>> Begin

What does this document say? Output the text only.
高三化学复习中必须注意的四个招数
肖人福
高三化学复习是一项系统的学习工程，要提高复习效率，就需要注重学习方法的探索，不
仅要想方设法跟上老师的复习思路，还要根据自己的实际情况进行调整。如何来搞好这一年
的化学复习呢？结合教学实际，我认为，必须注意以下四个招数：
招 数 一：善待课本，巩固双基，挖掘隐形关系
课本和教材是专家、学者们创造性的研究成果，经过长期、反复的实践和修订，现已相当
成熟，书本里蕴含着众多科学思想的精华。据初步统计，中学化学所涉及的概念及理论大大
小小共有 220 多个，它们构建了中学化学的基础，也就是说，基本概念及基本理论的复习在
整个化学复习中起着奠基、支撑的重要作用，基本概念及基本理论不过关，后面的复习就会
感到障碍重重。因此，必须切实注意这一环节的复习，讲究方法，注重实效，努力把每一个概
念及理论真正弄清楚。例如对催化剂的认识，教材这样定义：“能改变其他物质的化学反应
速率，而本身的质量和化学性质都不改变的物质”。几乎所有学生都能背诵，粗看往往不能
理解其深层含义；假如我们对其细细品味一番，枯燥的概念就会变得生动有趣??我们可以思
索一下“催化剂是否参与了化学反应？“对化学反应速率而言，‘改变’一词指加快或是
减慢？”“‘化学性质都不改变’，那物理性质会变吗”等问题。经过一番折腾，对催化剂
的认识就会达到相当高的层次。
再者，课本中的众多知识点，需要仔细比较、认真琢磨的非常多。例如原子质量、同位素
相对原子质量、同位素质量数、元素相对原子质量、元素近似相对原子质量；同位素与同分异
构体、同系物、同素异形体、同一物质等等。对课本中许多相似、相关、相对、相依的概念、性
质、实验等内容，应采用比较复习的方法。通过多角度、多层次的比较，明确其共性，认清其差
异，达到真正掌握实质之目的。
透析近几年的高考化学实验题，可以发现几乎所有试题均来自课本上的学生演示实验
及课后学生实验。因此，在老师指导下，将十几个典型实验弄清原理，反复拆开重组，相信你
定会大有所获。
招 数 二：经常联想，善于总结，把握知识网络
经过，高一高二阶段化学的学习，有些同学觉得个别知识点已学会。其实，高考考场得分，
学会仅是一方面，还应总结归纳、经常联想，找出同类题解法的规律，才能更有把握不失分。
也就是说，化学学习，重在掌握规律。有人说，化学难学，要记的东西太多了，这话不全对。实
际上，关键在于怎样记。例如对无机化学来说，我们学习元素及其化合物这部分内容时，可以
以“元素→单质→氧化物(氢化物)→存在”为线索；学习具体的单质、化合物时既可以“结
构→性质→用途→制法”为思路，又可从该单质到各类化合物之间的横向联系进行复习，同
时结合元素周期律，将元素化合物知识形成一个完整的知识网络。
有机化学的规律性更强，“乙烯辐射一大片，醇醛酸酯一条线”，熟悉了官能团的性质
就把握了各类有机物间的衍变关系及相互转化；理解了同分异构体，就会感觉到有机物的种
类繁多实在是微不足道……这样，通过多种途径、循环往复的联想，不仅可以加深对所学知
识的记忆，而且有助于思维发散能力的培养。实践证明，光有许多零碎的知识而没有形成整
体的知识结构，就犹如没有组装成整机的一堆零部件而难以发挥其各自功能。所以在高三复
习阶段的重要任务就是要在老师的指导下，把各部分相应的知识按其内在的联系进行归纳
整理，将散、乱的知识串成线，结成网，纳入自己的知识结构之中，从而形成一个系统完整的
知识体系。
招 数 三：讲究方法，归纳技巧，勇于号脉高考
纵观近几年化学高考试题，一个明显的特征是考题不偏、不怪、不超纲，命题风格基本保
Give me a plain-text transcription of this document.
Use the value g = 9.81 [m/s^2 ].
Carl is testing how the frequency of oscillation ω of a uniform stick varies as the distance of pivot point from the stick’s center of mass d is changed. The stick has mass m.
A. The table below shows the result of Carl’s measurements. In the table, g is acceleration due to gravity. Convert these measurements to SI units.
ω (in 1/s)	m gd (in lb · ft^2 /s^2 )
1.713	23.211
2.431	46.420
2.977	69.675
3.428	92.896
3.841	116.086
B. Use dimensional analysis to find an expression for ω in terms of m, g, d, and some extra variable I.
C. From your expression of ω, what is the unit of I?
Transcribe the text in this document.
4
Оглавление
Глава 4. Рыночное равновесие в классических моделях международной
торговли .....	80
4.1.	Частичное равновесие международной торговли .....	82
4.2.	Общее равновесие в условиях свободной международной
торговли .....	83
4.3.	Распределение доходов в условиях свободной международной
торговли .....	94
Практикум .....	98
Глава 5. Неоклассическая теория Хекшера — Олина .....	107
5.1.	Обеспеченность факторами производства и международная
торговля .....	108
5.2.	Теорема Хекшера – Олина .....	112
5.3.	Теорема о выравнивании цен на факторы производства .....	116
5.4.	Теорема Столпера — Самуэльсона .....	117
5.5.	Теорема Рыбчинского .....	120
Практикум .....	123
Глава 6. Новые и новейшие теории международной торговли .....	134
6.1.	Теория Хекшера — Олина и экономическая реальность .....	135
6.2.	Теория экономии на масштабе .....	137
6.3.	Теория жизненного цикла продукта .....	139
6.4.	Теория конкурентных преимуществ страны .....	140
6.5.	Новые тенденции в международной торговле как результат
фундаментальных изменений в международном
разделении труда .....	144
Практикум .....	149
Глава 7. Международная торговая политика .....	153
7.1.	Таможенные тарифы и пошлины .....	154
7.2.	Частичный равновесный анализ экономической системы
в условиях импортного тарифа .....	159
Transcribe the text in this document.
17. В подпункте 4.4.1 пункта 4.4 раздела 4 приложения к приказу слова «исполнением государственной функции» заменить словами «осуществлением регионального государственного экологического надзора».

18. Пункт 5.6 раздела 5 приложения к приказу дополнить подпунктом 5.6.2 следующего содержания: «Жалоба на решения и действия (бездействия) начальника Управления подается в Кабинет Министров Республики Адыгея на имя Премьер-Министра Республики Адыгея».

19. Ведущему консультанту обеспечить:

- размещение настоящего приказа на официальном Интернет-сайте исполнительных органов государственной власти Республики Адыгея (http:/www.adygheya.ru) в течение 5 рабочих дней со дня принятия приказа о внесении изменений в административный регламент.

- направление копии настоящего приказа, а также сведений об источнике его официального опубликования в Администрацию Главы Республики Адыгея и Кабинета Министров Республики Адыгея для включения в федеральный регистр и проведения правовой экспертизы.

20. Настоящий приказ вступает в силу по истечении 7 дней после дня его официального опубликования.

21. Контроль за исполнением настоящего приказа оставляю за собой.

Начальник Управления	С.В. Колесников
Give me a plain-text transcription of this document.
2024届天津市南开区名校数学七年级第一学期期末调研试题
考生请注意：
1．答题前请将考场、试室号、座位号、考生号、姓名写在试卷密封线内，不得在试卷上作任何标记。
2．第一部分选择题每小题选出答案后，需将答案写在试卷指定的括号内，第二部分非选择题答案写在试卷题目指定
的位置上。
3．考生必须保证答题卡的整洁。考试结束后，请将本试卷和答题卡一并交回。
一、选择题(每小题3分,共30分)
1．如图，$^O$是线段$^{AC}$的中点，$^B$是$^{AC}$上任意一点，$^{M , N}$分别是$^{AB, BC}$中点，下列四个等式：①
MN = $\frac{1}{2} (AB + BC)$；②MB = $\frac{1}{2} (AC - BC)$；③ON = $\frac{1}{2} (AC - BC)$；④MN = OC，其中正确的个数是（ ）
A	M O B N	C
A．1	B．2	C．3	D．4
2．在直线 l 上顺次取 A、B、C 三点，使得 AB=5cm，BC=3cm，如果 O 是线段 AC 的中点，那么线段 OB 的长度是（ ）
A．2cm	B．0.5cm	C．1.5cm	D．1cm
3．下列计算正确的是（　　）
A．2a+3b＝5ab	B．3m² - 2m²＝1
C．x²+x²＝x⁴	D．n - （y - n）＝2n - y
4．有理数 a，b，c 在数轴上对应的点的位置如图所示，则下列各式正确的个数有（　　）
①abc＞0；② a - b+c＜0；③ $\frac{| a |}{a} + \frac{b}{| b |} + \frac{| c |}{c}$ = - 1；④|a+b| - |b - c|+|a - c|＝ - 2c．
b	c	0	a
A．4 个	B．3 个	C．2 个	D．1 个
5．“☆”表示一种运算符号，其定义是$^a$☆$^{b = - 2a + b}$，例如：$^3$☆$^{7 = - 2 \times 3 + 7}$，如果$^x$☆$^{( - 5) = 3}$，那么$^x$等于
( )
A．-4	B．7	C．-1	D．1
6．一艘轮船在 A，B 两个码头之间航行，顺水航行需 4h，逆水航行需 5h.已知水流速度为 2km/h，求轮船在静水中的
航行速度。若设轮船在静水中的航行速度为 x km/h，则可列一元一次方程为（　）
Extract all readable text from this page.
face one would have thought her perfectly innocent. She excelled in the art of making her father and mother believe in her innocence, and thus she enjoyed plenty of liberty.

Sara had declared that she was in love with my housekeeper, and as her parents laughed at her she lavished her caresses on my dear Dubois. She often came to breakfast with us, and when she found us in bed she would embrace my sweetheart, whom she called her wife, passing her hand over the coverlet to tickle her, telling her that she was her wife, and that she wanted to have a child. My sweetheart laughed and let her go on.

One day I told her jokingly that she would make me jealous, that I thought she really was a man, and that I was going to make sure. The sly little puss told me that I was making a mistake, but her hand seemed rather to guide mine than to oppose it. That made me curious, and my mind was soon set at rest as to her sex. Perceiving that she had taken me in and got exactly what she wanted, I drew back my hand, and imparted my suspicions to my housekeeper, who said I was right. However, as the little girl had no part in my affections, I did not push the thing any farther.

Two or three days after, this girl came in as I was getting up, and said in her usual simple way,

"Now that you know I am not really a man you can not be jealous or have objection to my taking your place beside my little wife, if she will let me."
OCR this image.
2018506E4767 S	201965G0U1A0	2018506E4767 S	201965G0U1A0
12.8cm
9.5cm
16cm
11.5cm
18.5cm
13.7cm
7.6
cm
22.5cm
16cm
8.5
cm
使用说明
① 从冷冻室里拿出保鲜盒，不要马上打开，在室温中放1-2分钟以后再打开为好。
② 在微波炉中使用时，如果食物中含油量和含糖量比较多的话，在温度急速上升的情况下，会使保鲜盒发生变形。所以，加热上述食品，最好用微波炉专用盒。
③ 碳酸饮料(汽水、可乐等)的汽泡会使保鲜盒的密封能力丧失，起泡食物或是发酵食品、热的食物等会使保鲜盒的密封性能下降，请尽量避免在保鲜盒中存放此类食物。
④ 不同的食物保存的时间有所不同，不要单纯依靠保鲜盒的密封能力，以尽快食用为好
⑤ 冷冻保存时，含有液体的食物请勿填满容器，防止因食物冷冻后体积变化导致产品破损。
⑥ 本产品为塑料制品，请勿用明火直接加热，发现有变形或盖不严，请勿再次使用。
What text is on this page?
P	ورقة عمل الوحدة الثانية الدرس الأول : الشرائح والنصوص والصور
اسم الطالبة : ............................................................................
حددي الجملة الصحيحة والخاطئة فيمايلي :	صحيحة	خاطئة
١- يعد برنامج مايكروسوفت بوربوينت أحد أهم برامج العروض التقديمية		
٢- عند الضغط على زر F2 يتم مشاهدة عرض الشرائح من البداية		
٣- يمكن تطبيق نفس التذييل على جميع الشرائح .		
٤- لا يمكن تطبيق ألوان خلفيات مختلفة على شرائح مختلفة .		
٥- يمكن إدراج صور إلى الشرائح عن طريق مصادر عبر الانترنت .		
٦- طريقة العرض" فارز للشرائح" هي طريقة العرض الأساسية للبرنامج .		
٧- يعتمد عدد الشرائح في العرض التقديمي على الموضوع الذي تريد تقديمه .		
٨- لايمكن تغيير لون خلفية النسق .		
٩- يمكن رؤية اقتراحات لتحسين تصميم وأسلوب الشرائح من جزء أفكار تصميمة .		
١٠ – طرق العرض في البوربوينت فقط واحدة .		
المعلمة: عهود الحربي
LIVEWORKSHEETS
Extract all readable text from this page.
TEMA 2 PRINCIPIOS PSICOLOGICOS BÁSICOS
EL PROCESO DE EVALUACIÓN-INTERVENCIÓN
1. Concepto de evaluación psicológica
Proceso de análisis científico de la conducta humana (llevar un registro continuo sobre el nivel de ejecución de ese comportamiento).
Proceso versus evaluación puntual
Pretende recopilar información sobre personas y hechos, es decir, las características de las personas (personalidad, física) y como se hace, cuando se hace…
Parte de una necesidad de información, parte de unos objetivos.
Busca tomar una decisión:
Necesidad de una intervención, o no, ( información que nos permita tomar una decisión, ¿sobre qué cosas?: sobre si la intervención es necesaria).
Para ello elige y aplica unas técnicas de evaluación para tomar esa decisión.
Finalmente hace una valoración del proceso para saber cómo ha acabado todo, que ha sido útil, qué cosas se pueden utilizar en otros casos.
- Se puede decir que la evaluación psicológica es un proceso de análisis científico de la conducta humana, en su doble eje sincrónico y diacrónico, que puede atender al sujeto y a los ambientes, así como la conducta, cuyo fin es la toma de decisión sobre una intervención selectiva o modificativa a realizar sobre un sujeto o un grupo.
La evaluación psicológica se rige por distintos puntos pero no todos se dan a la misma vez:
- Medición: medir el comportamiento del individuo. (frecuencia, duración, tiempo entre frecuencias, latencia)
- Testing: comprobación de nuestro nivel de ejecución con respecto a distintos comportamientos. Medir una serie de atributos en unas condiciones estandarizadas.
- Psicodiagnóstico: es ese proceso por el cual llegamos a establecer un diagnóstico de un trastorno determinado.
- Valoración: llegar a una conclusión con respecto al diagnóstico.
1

>> End

▶ [Required work]
Looking at the listing above, how many of its lines contain the string "really"? Give the number alone.

▶ [Written answer]
2